** Start of Listed records **

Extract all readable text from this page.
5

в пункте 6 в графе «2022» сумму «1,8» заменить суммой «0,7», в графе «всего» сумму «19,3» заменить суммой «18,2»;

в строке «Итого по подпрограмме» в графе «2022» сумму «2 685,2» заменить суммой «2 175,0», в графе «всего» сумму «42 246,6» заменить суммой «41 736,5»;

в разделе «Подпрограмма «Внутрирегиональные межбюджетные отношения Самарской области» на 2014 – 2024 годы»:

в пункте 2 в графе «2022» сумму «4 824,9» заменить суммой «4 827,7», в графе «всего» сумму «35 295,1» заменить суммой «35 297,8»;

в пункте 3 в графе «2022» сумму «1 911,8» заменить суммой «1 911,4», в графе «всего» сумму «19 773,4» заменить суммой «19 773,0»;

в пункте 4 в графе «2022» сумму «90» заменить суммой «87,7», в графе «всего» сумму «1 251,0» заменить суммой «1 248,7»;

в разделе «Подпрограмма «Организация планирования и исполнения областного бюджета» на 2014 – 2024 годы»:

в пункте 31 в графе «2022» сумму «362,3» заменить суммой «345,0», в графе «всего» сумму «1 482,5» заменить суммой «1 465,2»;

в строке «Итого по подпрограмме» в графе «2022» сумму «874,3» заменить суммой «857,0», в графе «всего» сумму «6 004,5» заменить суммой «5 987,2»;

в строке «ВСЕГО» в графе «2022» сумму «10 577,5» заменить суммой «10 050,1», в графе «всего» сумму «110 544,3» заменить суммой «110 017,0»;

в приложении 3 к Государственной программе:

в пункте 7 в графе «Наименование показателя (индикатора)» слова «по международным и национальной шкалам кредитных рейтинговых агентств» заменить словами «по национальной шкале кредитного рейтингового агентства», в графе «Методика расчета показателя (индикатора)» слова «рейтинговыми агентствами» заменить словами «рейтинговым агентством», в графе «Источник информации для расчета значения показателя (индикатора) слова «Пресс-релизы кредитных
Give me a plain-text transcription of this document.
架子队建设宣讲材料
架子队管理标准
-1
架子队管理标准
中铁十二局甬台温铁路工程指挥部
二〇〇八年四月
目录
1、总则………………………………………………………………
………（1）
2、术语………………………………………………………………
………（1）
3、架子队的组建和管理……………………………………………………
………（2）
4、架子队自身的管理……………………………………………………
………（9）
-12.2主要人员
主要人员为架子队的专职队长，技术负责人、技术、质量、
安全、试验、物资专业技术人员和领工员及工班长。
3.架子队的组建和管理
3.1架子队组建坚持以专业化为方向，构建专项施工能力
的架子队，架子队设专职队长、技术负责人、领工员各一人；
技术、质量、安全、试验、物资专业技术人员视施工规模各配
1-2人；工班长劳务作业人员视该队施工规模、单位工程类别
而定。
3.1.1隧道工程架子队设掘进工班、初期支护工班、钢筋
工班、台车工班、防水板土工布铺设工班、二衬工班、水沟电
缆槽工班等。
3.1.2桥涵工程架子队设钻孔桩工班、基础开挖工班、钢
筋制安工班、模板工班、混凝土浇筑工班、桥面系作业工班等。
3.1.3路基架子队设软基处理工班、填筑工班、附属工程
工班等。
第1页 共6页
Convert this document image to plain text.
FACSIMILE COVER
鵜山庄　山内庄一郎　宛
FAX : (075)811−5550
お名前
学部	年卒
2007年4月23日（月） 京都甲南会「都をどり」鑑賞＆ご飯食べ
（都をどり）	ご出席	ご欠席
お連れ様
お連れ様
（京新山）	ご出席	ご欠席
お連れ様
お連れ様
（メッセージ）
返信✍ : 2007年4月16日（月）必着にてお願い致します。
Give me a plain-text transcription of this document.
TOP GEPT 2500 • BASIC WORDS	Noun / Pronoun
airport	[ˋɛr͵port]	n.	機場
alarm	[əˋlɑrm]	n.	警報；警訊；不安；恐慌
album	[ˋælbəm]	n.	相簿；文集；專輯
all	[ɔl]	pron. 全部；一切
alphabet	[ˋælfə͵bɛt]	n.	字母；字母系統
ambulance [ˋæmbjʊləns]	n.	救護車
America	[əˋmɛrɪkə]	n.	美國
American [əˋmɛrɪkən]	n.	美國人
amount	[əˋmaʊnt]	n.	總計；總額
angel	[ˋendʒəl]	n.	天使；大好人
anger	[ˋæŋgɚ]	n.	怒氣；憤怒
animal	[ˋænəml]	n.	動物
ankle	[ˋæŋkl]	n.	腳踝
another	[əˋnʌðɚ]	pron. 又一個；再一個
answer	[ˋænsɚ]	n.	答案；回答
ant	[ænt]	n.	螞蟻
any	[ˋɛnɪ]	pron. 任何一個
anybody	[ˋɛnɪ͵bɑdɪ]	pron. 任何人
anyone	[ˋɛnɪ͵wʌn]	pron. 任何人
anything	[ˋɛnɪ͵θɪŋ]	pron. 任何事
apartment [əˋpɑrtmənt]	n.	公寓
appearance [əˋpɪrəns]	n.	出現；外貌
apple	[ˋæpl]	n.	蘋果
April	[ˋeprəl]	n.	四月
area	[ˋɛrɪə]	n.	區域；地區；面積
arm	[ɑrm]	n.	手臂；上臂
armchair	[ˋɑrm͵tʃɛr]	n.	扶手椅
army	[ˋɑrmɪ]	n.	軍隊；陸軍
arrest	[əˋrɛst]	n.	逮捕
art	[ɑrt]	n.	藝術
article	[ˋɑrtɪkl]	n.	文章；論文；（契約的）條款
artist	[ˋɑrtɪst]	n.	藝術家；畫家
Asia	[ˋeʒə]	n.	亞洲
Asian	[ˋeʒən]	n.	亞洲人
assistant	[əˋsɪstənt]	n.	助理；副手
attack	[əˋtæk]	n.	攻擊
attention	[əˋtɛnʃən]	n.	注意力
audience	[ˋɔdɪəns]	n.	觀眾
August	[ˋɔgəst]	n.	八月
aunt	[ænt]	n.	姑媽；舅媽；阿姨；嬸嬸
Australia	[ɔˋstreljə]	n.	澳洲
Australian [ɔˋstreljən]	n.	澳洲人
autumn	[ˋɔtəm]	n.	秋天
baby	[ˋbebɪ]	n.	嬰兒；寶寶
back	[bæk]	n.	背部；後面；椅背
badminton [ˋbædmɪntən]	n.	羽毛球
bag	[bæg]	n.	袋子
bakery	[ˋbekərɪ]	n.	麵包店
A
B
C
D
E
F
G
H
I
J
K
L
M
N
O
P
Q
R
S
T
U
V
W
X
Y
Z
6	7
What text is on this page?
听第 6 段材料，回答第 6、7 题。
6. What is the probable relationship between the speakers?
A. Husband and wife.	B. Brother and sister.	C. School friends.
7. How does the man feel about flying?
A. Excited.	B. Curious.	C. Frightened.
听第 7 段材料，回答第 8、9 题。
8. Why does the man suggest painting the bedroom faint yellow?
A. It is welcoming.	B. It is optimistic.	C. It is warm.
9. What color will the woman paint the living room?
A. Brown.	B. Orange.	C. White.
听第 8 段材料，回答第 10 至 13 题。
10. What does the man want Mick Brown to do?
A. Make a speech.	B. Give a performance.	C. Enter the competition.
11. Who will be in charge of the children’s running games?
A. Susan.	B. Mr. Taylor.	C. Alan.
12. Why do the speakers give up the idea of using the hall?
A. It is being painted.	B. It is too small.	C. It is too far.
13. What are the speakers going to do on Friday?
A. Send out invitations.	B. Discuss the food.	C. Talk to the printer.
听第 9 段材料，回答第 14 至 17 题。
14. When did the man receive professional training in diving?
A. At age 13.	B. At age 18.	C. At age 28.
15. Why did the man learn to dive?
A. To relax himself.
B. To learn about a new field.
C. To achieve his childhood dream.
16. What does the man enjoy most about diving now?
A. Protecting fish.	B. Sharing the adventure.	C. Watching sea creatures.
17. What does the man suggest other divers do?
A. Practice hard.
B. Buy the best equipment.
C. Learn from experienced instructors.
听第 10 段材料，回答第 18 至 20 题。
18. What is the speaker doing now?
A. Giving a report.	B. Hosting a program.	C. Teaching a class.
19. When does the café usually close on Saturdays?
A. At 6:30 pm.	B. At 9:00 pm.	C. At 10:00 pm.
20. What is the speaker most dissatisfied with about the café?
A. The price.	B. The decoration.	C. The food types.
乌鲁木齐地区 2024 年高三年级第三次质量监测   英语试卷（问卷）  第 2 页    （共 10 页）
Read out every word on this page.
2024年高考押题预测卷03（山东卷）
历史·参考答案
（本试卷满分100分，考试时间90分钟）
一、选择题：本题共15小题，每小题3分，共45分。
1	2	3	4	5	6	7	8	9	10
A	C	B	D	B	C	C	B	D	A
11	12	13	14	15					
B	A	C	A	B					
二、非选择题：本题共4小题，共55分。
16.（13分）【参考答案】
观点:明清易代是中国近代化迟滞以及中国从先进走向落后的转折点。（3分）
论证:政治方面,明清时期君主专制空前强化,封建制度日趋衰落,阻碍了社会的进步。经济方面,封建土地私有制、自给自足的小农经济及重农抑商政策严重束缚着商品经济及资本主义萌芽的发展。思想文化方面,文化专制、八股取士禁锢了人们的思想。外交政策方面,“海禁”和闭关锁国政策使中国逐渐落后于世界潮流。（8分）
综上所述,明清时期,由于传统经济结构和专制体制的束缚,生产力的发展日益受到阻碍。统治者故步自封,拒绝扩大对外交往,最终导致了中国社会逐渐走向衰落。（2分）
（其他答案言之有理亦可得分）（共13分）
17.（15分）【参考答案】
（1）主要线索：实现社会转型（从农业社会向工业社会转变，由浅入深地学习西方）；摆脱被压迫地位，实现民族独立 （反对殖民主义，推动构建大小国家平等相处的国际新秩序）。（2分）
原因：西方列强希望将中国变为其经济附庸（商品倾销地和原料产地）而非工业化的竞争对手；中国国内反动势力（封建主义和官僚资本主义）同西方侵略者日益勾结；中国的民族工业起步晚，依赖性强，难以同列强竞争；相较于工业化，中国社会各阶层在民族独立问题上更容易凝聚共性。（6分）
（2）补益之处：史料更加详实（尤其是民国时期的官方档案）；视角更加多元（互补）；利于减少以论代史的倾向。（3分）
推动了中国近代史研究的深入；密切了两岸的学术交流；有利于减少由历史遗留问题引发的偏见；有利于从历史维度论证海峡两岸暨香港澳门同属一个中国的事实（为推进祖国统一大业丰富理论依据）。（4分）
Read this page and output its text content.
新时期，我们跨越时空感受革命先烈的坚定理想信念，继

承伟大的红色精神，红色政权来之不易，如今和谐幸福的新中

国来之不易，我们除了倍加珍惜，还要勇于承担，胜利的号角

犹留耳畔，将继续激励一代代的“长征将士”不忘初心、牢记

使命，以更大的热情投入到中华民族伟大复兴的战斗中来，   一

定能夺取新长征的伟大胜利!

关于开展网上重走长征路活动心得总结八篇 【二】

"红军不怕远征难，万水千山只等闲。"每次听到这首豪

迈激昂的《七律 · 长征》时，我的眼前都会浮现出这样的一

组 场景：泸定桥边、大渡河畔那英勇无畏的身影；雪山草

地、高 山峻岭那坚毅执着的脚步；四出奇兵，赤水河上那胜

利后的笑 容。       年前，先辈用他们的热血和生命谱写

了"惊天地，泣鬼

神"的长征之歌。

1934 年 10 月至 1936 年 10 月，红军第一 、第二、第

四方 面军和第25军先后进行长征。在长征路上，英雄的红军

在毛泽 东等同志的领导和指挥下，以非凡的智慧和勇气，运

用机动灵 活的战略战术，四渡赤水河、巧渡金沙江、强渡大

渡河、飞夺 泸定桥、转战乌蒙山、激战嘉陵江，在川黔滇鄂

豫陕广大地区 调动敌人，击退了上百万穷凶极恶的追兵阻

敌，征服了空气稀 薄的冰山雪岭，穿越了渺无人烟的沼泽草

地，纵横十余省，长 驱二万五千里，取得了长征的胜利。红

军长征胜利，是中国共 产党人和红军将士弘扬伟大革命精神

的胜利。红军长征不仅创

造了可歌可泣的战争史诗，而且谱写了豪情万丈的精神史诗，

** End of Listed records **

Take every line from the records above that has the word "about" and copy it.

7. How does the man feel about flying?
B. To learn about a new field.
16. What does the man enjoy most about diving now?
20. What is the speaker most dissatisfied with about the café?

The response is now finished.